## WRITTEN REQUEST:
Repeat everything in the material exactly.

## DATA EXCERPTS:

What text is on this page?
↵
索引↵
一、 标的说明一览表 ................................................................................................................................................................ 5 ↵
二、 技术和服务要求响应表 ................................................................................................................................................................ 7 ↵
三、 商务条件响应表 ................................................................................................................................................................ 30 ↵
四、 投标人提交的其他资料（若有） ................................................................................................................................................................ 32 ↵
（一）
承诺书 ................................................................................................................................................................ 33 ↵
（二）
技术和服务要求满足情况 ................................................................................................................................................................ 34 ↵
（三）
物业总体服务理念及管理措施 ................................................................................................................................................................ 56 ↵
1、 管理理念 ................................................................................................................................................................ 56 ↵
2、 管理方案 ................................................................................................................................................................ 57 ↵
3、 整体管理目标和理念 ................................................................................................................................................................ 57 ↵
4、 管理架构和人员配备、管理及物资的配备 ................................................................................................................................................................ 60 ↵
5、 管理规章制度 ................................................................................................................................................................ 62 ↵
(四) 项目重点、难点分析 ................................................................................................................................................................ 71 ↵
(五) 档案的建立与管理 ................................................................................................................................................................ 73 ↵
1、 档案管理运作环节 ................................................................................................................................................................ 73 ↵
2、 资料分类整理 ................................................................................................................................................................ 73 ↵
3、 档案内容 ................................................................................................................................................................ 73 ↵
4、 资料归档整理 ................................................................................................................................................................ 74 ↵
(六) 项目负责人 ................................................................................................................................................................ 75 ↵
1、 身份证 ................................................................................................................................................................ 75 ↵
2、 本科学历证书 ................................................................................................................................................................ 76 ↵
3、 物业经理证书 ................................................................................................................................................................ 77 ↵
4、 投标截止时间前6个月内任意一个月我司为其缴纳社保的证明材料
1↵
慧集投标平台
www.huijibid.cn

## EXERCISE OUTPUT:
What text is on this page?
↵
索引↵
一、 标的说明一览表 ................................................................................................................................................................ 5 ↵
二、 技术和服务要求响应表 ................................................................................................................................................................ 7 ↵
三、 商务条件响应表 ................................................................................................................................................................ 30 ↵
四、 投标人提交的其他资料（若有） ................................................................................................................................................................ 32 ↵
（一）
承诺书 ................................................................................................................................................................ 33 ↵
（二）
技术和服务要求满足情况 ................................................................................................................................................................ 34 ↵
（三）
物业总体服务理念及管理措施 ................................................................................................................................................................ 56 ↵
1、 管理理念 ................................................................................................................................................................ 56 ↵
2、 管理方案 ................................................................................................................................................................ 57 ↵
3、 整体管理目标和理念 ................................................................................................................................................................ 57 ↵
4、 管理架构和人员配备、管理及物资的配备 ................................................................................................................................................................ 60 ↵
5、 管理规章制度 ................................................................................................................................................................ 62 ↵
(四) 项目重点、难点分析 ................................................................................................................................................................ 71 ↵
(五) 档案的建立与管理 ................................................................................................................................................................ 73 ↵
1、 档案管理运作环节 ................................................................................................................................................................ 73 ↵
2、 资料分类整理 ................................................................................................................................................................ 73 ↵
3、 档案内容 ................................................................................................................................................................ 73 ↵
4、 资料归档整理 ................................................................................................................................................................ 74 ↵
(六) 项目负责人 ................................................................................................................................................................ 75 ↵
1、 身份证 ................................................................................................................................................................ 75 ↵
2、 本科学历证书 ................................................................................................................................................................ 76 ↵
3、 物业经理证书 ................................................................................................................................................................ 77 ↵
4、 投标截止时间前6个月内任意一个月我司为其缴纳社保的证明材料
1↵
慧集投标平台
www.huijibid.cn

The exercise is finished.